● Given text:
┄┄┄┄┄┄
How to use the reference guide
If you have an institutional subscription to Springer products, you may have access to a “living document,” an electronic version that can be readily updated as topics evolve, and new information becomes available. The electronic version includes a sophisticated search function and extensive cross-referencing across all entries. The print version, on the other hand, may be found in your local library. Springer will make three chapters freely available this (April 22, 2021) week, including the introductory chapter of the entire guide. We recommend that you start there. If it is no longer accessible to you, please get in touch.
The reference guide is meant to be useful for a wide audience of researchers, teachers, students, and practitioners from different domains of the biological sciences (e.g., evolutionary biology, paleontology, phylogenetics, developmental and cell biology, theoretical biology, the philosophy and history of biology). The compilation can be used as teaching materials for undergraduate or graduate courses either as a whole or as a collection of selected sections and/or chapters.
┄┄┄┄┄┄
● Work task 1: Repeat word for word the part of the reference guide passage between "The reference guide is" and "sections and/or chapters.", inclusive.
● Work task 2: Write what comes next in the reference guide passage, picking up after its final sentence.

● Supplied data:
┄┄┄┄┄┄
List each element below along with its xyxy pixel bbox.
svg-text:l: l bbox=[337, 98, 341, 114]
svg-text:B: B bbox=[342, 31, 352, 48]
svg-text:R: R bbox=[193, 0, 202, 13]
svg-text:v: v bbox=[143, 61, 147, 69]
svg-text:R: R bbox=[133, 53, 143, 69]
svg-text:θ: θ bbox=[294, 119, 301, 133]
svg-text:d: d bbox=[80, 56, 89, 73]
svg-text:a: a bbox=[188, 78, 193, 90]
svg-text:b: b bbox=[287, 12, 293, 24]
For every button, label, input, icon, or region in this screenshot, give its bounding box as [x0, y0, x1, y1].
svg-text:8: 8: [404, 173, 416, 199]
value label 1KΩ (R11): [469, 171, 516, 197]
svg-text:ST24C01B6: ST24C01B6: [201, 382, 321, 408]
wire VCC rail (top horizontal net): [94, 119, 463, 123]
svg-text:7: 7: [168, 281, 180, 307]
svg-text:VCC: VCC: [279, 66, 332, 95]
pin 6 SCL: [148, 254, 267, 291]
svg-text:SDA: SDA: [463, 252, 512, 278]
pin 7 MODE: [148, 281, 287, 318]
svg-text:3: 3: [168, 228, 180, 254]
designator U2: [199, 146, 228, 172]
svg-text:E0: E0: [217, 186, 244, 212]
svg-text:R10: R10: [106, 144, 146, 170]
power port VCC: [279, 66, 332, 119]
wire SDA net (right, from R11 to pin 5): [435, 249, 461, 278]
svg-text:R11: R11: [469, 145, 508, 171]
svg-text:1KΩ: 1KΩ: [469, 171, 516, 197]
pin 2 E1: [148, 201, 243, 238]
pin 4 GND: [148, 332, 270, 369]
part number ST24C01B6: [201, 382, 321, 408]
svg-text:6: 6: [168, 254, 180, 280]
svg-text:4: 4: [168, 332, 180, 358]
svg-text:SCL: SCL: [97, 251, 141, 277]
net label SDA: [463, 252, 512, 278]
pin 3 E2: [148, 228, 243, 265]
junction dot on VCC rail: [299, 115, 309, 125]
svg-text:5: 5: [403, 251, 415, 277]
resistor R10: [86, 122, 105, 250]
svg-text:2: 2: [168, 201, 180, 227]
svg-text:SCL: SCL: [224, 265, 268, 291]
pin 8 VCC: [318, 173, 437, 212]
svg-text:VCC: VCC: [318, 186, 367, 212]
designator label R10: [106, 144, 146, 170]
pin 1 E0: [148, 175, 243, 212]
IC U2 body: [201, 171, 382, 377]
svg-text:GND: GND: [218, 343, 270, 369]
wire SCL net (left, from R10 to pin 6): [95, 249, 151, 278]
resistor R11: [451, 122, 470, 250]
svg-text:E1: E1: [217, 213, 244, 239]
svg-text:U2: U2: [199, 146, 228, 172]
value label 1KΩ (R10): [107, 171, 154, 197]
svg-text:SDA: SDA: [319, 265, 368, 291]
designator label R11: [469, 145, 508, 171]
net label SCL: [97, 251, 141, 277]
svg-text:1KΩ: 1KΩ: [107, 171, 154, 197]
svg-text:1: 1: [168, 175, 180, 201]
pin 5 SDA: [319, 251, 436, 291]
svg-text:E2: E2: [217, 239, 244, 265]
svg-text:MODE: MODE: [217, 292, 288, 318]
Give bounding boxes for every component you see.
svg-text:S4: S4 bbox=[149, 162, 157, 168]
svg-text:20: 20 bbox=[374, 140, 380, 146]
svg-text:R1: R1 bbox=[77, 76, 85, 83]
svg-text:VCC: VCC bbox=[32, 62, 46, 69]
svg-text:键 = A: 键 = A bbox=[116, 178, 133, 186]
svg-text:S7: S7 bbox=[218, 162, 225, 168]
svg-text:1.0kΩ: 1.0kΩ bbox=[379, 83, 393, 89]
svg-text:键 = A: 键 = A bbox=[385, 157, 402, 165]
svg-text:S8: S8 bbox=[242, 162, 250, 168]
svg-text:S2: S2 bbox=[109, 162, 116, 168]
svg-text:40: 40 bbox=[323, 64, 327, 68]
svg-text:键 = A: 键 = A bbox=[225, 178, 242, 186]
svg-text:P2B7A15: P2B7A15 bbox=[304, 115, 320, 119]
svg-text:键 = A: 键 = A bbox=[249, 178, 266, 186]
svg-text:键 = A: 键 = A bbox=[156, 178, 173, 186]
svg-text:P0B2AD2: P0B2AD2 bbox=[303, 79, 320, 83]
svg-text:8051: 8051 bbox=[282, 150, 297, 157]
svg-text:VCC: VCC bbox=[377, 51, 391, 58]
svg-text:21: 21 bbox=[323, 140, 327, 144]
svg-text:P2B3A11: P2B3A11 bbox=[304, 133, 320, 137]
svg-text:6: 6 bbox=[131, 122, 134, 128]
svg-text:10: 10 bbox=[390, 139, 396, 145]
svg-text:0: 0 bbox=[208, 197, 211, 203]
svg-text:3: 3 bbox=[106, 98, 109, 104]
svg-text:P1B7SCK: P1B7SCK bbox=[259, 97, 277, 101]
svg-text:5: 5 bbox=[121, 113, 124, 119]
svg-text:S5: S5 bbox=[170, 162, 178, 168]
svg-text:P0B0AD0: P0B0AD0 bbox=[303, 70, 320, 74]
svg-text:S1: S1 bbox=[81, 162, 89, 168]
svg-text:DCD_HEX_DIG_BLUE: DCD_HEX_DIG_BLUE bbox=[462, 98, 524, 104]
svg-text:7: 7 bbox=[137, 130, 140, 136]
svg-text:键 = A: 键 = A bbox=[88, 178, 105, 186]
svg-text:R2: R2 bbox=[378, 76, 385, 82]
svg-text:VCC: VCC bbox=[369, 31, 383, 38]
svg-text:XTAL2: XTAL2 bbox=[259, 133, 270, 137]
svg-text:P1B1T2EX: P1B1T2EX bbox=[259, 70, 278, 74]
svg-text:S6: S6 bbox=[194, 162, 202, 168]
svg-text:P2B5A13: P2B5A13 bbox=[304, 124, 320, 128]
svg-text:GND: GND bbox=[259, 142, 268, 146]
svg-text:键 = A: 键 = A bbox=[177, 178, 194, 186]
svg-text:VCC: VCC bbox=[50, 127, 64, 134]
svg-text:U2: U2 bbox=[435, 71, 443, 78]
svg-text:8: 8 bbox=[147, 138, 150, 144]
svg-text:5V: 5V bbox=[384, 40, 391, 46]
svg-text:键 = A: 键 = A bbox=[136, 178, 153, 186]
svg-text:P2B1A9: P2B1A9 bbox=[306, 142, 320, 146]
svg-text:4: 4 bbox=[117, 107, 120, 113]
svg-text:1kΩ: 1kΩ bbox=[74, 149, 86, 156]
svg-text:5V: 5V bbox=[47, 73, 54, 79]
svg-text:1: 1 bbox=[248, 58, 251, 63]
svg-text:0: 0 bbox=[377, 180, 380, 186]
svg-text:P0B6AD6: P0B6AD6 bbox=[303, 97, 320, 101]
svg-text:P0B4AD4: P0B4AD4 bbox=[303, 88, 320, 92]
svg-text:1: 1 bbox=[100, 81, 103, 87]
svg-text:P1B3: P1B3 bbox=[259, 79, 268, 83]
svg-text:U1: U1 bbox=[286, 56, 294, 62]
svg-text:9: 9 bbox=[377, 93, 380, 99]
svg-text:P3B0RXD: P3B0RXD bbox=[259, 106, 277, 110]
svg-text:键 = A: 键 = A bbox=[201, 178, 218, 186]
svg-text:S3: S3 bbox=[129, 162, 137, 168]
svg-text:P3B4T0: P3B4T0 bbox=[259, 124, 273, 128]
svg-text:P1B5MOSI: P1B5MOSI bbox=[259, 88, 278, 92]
┄┄┄┄┄┄
● Exercise answer 1:
The reference guide is meant to be useful for a wide audience of researchers, teachers, students, and practitioners from different domains of the biological sciences (e.g., evolutionary biology, paleontology, phylogenetics, developmental and cell biology, theoretical biology, the philosophy and history of biology). The compilation can be used as teaching materials for undergraduate or graduate courses either as a whole or as a collection of selected sections and/or chapters.

● Exercise answer 2:
We hope you enjoy the guide, either as stand alone articles are in combination with other papers and materials. This collection is testimony to the huge intellectual journey that evo-devo, from a field often ridiculed at its beginnings to its current state as a dominant research program in present-day evolutionary biology. We hope that our reference guide will contribute to the enhancement of this process as the field of evo-devo expands and diversifies further.